• ИСХОДНЫЙ ФРАГМЕНТ:
━━━━━━━━━━
Кто такой Дрейман? Идиот? Виртуозно научившийся обманывать сам себя конформист? Нет. Просто наивный, безответственный “гений”. Альтер эго автора, для которого самое страшное в его “кромешном” повествовании о ГДР — что бывает, оказывается, такое жуткое государство, которое указывает художнику, как творить; решает, кому писать пьесы, ставить спектакли и выходить на сцену! Нет, ужас, конечно, никто не спорит… Только у человека, хоть сколько-то пожившего при социализме, это не вызывает столь детского изумления. Привычка, наверное… Печальный опыт существования в “прокрустовом” государстве, где всякий гражданин спинным мозгом чувствует ту черту, за которую лучше не вылезать (голову отчекрыжат или конечности), а уж если высовывается — понимает, на что идет. У автора такого опыта нет. К счастью для автора, к несчастью для фильма, который при всех притязаниях на достоверность превращается в итоге в откровенную сказку.

Ну, где, кроме как в сказке, возможен эпизод, когда на занятиях в школе Штази студент спрашивает преподавателя, рассказывающего о тактике сорокавосьмичасовых допросов: “Но почему вы не даете им спать? Это же негуманно!”? Где еще кудрявый мальчик с мячом может спросить соседа в лифте гэбэшного дома: “Дядя, вы правда из Штази?” — “А что такое Штази?” — “Папа говорит, что это такие плохие дяди, которые сажают людей в тюрьму”. — “Как зовут?” — “Кого, папу?” — “Нет, — говорит перековавшийся в гуманисты агент, — твой мячик…”

Глазами этого чистого отрока и всматривается современный западный режиссер в серую мглу, еще клубящуюся над руинами социализма. Всматривается очень усердно, но видит… фигу. Он, конечно, старается, закручивает лихой, почти шпионский сюжет, нагнетает напряжение, придумывает психологические мотивировки, но все какие-то общечеловечески приблизительные, словно взятые из голливудского учебника драматургии.
━━━━━━━━━━
Напишите продолжение отрывка о фильме про ГДР и Штази, начав сразу после его последнего предложения. Записи здесь не понадобятся.
━━━━━━━━━━
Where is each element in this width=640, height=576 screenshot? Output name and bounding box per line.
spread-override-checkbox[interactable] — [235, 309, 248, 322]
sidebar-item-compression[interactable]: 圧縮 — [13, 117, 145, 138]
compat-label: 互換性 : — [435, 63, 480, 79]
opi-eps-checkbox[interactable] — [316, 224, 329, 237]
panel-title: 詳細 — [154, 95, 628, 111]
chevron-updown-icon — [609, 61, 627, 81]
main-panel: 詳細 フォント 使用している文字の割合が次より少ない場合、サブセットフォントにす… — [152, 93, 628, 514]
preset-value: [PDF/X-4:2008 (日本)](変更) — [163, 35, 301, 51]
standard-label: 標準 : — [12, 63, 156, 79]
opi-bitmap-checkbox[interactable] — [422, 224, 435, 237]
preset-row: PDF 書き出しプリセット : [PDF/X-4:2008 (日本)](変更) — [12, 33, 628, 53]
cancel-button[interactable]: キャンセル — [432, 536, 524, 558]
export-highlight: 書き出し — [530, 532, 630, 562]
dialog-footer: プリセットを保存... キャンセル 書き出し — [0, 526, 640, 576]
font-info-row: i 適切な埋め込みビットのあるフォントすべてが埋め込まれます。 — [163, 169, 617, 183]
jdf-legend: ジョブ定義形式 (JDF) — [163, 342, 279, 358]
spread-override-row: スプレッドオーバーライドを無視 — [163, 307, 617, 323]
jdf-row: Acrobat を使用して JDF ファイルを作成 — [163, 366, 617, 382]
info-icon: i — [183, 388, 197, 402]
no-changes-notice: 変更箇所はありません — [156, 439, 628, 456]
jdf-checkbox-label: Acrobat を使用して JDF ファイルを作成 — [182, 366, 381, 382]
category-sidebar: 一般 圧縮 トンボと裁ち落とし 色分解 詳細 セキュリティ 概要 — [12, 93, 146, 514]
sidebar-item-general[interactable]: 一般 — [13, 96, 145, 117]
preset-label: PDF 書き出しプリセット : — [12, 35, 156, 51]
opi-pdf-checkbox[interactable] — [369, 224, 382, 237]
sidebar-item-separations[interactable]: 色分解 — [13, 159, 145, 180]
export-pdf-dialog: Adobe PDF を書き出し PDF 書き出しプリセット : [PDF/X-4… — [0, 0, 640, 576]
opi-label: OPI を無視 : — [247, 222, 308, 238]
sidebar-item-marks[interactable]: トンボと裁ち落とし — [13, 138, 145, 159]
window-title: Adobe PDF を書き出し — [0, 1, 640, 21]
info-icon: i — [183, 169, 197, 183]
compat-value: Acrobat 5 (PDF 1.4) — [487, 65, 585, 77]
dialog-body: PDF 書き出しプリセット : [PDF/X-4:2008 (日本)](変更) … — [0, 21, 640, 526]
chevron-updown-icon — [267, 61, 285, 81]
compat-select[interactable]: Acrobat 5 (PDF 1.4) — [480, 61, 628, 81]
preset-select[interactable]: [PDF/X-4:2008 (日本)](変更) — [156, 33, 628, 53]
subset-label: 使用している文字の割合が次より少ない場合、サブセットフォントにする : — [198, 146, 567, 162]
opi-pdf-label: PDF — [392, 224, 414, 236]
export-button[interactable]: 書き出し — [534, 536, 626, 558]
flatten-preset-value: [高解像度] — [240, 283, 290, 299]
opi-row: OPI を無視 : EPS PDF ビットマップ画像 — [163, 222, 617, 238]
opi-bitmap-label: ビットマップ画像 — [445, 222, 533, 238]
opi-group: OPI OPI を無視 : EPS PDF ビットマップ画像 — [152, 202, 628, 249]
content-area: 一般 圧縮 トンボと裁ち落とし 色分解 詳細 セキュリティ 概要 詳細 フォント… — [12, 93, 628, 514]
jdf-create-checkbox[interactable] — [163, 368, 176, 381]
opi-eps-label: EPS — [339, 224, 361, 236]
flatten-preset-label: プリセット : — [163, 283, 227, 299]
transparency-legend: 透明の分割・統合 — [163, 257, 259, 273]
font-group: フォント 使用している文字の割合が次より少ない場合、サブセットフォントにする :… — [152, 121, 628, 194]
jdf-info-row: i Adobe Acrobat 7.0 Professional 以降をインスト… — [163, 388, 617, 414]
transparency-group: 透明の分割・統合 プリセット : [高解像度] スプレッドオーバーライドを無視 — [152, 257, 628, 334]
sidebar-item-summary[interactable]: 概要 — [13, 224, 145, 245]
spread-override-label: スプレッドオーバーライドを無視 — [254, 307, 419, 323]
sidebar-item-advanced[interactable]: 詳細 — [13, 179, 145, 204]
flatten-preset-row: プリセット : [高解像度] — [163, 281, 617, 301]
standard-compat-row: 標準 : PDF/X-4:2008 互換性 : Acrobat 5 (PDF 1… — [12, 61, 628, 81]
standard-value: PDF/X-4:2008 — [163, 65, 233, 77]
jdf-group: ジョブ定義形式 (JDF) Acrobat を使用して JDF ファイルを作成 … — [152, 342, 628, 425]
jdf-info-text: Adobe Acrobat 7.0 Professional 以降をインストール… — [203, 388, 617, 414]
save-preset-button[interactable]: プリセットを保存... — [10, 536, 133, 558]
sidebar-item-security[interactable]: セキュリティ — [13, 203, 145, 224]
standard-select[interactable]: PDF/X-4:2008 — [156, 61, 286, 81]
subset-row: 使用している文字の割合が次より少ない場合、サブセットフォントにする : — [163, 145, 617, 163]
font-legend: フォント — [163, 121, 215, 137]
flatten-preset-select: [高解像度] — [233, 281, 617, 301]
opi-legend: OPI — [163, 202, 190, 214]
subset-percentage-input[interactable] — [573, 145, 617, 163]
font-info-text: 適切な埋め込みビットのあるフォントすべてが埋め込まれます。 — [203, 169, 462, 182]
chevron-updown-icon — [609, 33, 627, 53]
━━━━━━━━━━
• РЕЗУЛЬТАТ:
Вот подруга героя — актриса Криста Мария Зиланд (Мартина Гедек), прекрасная брюнетка с трагическим лицом. В отличие от цельного в своем незамутненном идеализме Дреймана, она надломлена: пьет “запрещенные” таблетки; преодолевая отвращение, спит со свиноподобным министром культуры (он-то из ревности и инициировал слежку за Дрейманом); идет в конце концов на сотрудничество со Штази и, не выдержав собственного предательства, погибает в финале под колесами грузовика. Почему, спрашивается? Да потому, что она не верит в себя как в художника.

А стоит ей в какой-то момент поверить, как Криста Мария немедленно посылает номенклатурного любовника на фиг. Визлер помогает ей в этом. Презрев законы конспирации, подходит в занюханном кабачке и убеждает, что она великая актриса, что на сцене она — “настоящая” и что продавать себя ради искусства — это “невыгодная сделка”. “Вы — хороший человек”, — говорит ему Криста Мария. Конечно, хороший! А как же!

А вот министр культуры Гемпф — плохой: похотливый, мстительный и жестокий. Он сдает Кристу Марию органам, ее берут с поличным при покупке наркотиков и угрожают, что не позволят больше выйти на сцену: ни сегодня, ни завтра, вообще никогда… Бедняжка тут же ломается. Самое интересное, что повторно допрашивать ее приходится Визлеру. Это одна из лучших сцен фильма, высший пилотаж актерского мастерства. Серая комната, два человека, третий — начальник Визлера, карьерист Грубиц (Ульрих Тукур) — наблюдает из-за стекла. Все строится на простом чередовании крупных планов и тончайших оттенках интонаций и мимики. При этом со стороны все выглядит как инквизиторский, профессиональный допрос, а немой диалог внутри комнаты — отчаянная попытка “ангела” протянуть руку повисшей над бездной женщине: не дергайся, доверься мне, я спасу! Криста Мария, так и не поверив до конца, погибает. Визлеру удается спасти лишь Дреймана, уничтожив улики — машинку, на которой тот печатал статью. За это агент расплачивается карьерой — вечной ссылкой в унылую преисподнюю Штази, отдел перлюстрации писем.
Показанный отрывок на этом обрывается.